§ **TASK TO COMPLETE**: Reproduce the records below in full and exactly, without their images.

[Items from a figure collection]
⟨

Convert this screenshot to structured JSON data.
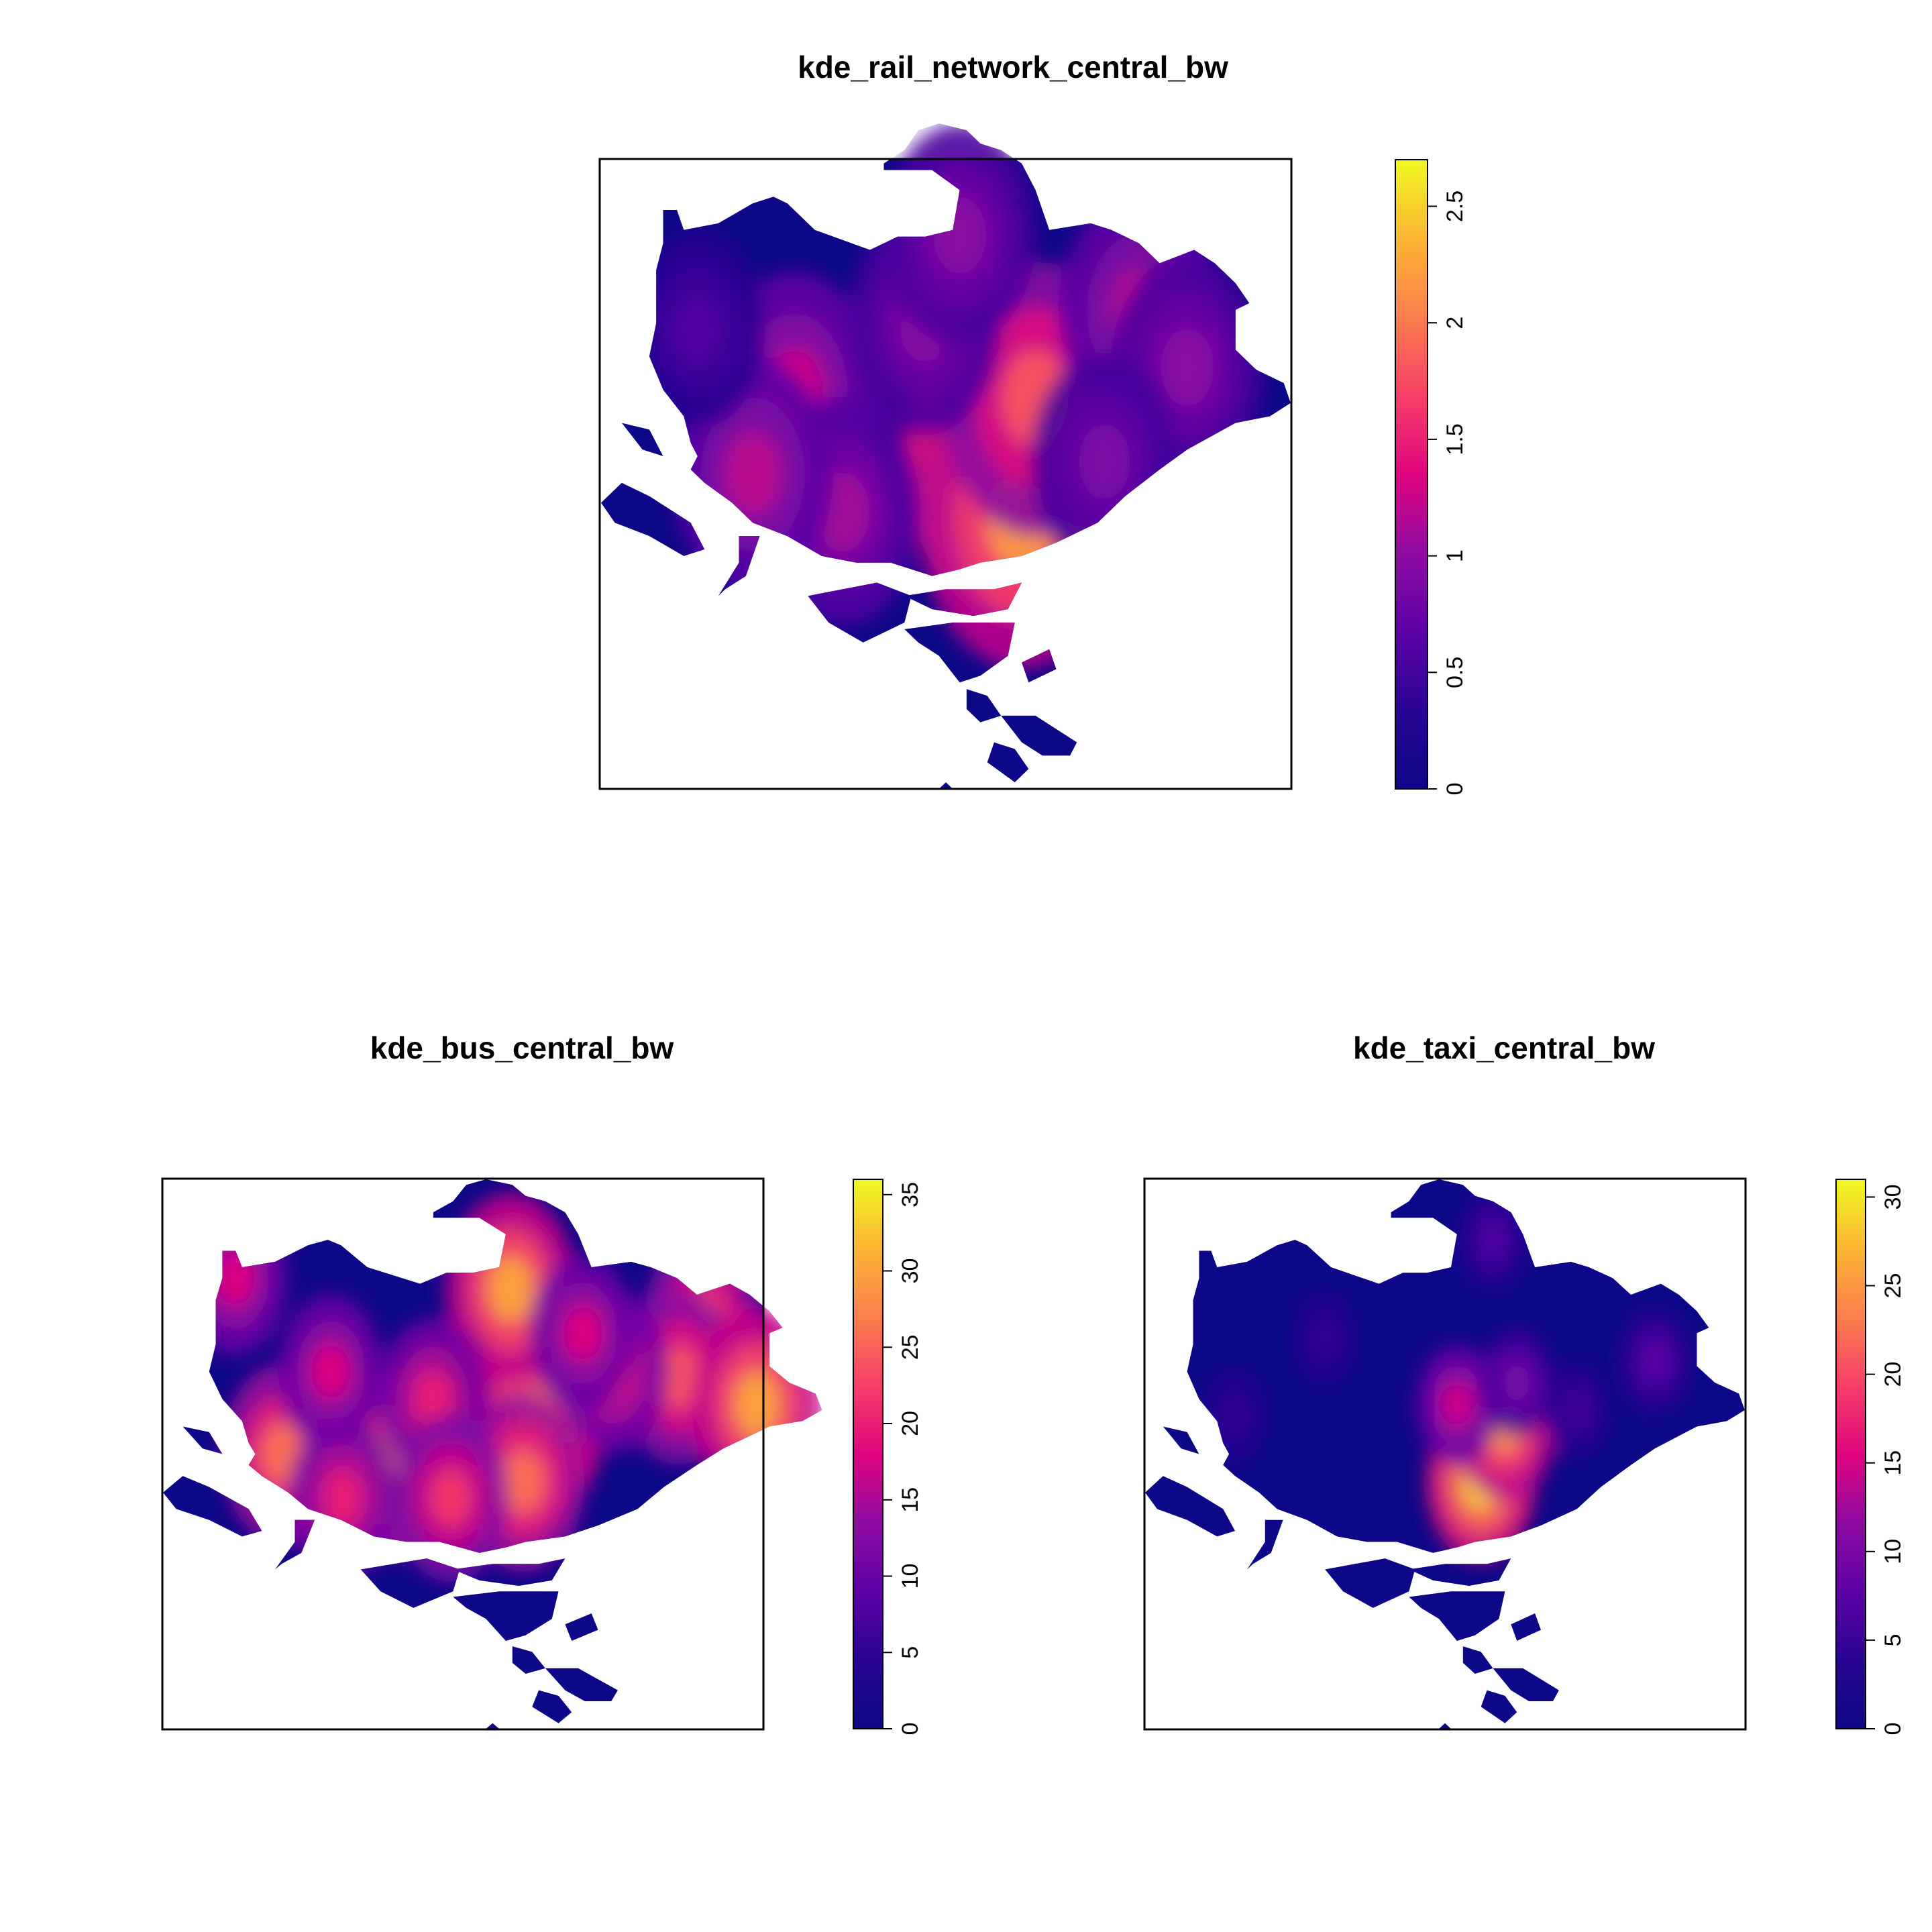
{
  "chart_data": [
    {
      "type": "heatmap",
      "title": "kde_rail_network_central_bw",
      "xlabel": "",
      "ylabel": "",
      "legend": {
        "position": "right",
        "range": [
          0,
          2.7
        ],
        "ticks": [
          0,
          0.5,
          1,
          1.5,
          2,
          2.5
        ],
        "tick_labels": [
          "0",
          "0.5",
          "1",
          "1.5",
          "2",
          "2.5"
        ]
      },
      "hotspots": [
        {
          "x": 0.6,
          "y": 0.47,
          "value": 2.6
        },
        {
          "x": 0.61,
          "y": 0.57,
          "value": 2.2
        },
        {
          "x": 0.63,
          "y": 0.38,
          "value": 1.8
        },
        {
          "x": 0.28,
          "y": 0.37,
          "value": 1.3
        },
        {
          "x": 0.35,
          "y": 0.56,
          "value": 1.1
        },
        {
          "x": 0.22,
          "y": 0.5,
          "value": 1.2
        },
        {
          "x": 0.47,
          "y": 0.26,
          "value": 1.0
        },
        {
          "x": 0.78,
          "y": 0.24,
          "value": 1.2
        },
        {
          "x": 0.85,
          "y": 0.33,
          "value": 1.0
        },
        {
          "x": 0.52,
          "y": 0.12,
          "value": 1.0
        },
        {
          "x": 0.73,
          "y": 0.48,
          "value": 0.9
        },
        {
          "x": 0.14,
          "y": 0.27,
          "value": 0.6
        }
      ]
    },
    {
      "type": "heatmap",
      "title": "kde_bus_central_bw",
      "xlabel": "",
      "ylabel": "",
      "legend": {
        "position": "right",
        "range": [
          0,
          36
        ],
        "ticks": [
          0,
          5,
          10,
          15,
          20,
          25,
          30,
          35
        ],
        "tick_labels": [
          "0",
          "5",
          "10",
          "15",
          "20",
          "25",
          "30",
          "35"
        ]
      },
      "hotspots": [
        {
          "x": 0.62,
          "y": 0.45,
          "value": 32
        },
        {
          "x": 0.6,
          "y": 0.55,
          "value": 26
        },
        {
          "x": 0.38,
          "y": 0.52,
          "value": 27
        },
        {
          "x": 0.2,
          "y": 0.5,
          "value": 26
        },
        {
          "x": 0.58,
          "y": 0.2,
          "value": 30
        },
        {
          "x": 0.9,
          "y": 0.26,
          "value": 24
        },
        {
          "x": 0.86,
          "y": 0.36,
          "value": 24
        },
        {
          "x": 0.45,
          "y": 0.4,
          "value": 20
        },
        {
          "x": 0.28,
          "y": 0.35,
          "value": 18
        },
        {
          "x": 0.12,
          "y": 0.18,
          "value": 18
        },
        {
          "x": 0.75,
          "y": 0.35,
          "value": 20
        },
        {
          "x": 0.48,
          "y": 0.58,
          "value": 22
        },
        {
          "x": 0.99,
          "y": 0.41,
          "value": 30
        },
        {
          "x": 0.7,
          "y": 0.28,
          "value": 18
        },
        {
          "x": 0.3,
          "y": 0.58,
          "value": 20
        }
      ]
    },
    {
      "type": "heatmap",
      "title": "kde_taxi_central_bw",
      "xlabel": "",
      "ylabel": "",
      "legend": {
        "position": "right",
        "range": [
          0,
          31
        ],
        "ticks": [
          0,
          5,
          10,
          15,
          20,
          25,
          30
        ],
        "tick_labels": [
          "0",
          "5",
          "10",
          "15",
          "20",
          "25",
          "30"
        ]
      },
      "hotspots": [
        {
          "x": 0.56,
          "y": 0.55,
          "value": 29
        },
        {
          "x": 0.6,
          "y": 0.45,
          "value": 25
        },
        {
          "x": 0.52,
          "y": 0.41,
          "value": 15
        },
        {
          "x": 0.62,
          "y": 0.37,
          "value": 10
        },
        {
          "x": 0.85,
          "y": 0.33,
          "value": 8
        },
        {
          "x": 0.3,
          "y": 0.29,
          "value": 5
        },
        {
          "x": 0.72,
          "y": 0.42,
          "value": 6
        },
        {
          "x": 0.15,
          "y": 0.43,
          "value": 5
        },
        {
          "x": 0.58,
          "y": 0.11,
          "value": 7
        }
      ]
    }
  ]
}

⟩

§ **RESPONSE TO THIS EXERCISE**:
Convert this screenshot to structured JSON data.
{
  "chart_data": [
    {
      "type": "heatmap",
      "title": "kde_rail_network_central_bw",
      "xlabel": "",
      "ylabel": "",
      "legend": {
        "position": "right",
        "range": [
          0,
          2.7
        ],
        "ticks": [
          0,
          0.5,
          1,
          1.5,
          2,
          2.5
        ],
        "tick_labels": [
          "0",
          "0.5",
          "1",
          "1.5",
          "2",
          "2.5"
        ]
      },
      "hotspots": [
        {
          "x": 0.6,
          "y": 0.47,
          "value": 2.6
        },
        {
          "x": 0.61,
          "y": 0.57,
          "value": 2.2
        },
        {
          "x": 0.63,
          "y": 0.38,
          "value": 1.8
        },
        {
          "x": 0.28,
          "y": 0.37,
          "value": 1.3
        },
        {
          "x": 0.35,
          "y": 0.56,
          "value": 1.1
        },
        {
          "x": 0.22,
          "y": 0.5,
          "value": 1.2
        },
        {
          "x": 0.47,
          "y": 0.26,
          "value": 1.0
        },
        {
          "x": 0.78,
          "y": 0.24,
          "value": 1.2
        },
        {
          "x": 0.85,
          "y": 0.33,
          "value": 1.0
        },
        {
          "x": 0.52,
          "y": 0.12,
          "value": 1.0
        },
        {
          "x": 0.73,
          "y": 0.48,
          "value": 0.9
        },
        {
          "x": 0.14,
          "y": 0.27,
          "value": 0.6
        }
      ]
    },
    {
      "type": "heatmap",
      "title": "kde_bus_central_bw",
      "xlabel": "",
      "ylabel": "",
      "legend": {
        "position": "right",
        "range": [
          0,
          36
        ],
        "ticks": [
          0,
          5,
          10,
          15,
          20,
          25,
          30,
          35
        ],
        "tick_labels": [
          "0",
          "5",
          "10",
          "15",
          "20",
          "25",
          "30",
          "35"
        ]
      },
      "hotspots": [
        {
          "x": 0.62,
          "y": 0.45,
          "value": 32
        },
        {
          "x": 0.6,
          "y": 0.55,
          "value": 26
        },
        {
          "x": 0.38,
          "y": 0.52,
          "value": 27
        },
        {
          "x": 0.2,
          "y": 0.5,
          "value": 26
        },
        {
          "x": 0.58,
          "y": 0.2,
          "value": 30
        },
        {
          "x": 0.9,
          "y": 0.26,
          "value": 24
        },
        {
          "x": 0.86,
          "y": 0.36,
          "value": 24
        },
        {
          "x": 0.45,
          "y": 0.4,
          "value": 20
        },
        {
          "x": 0.28,
          "y": 0.35,
          "value": 18
        },
        {
          "x": 0.12,
          "y": 0.18,
          "value": 18
        },
        {
          "x": 0.75,
          "y": 0.35,
          "value": 20
        },
        {
          "x": 0.48,
          "y": 0.58,
          "value": 22
        },
        {
          "x": 0.99,
          "y": 0.41,
          "value": 30
        },
        {
          "x": 0.7,
          "y": 0.28,
          "value": 18
        },
        {
          "x": 0.3,
          "y": 0.58,
          "value": 20
        }
      ]
    },
    {
      "type": "heatmap",
      "title": "kde_taxi_central_bw",
      "xlabel": "",
      "ylabel": "",
      "legend": {
        "position": "right",
        "range": [
          0,
          31
        ],
        "ticks": [
          0,
          5,
          10,
          15,
          20,
          25,
          30
        ],
        "tick_labels": [
          "0",
          "5",
          "10",
          "15",
          "20",
          "25",
          "30"
        ]
      },
      "hotspots": [
        {
          "x": 0.56,
          "y": 0.55,
          "value": 29
        },
        {
          "x": 0.6,
          "y": 0.45,
          "value": 25
        },
        {
          "x": 0.52,
          "y": 0.41,
          "value": 15
        },
        {
          "x": 0.62,
          "y": 0.37,
          "value": 10
        },
        {
          "x": 0.85,
          "y": 0.33,
          "value": 8
        },
        {
          "x": 0.3,
          "y": 0.29,
          "value": 5
        },
        {
          "x": 0.72,
          "y": 0.42,
          "value": 6
        },
        {
          "x": 0.15,
          "y": 0.43,
          "value": 5
        },
        {
          "x": 0.58,
          "y": 0.11,
          "value": 7
        }
      ]
    }
  ]
}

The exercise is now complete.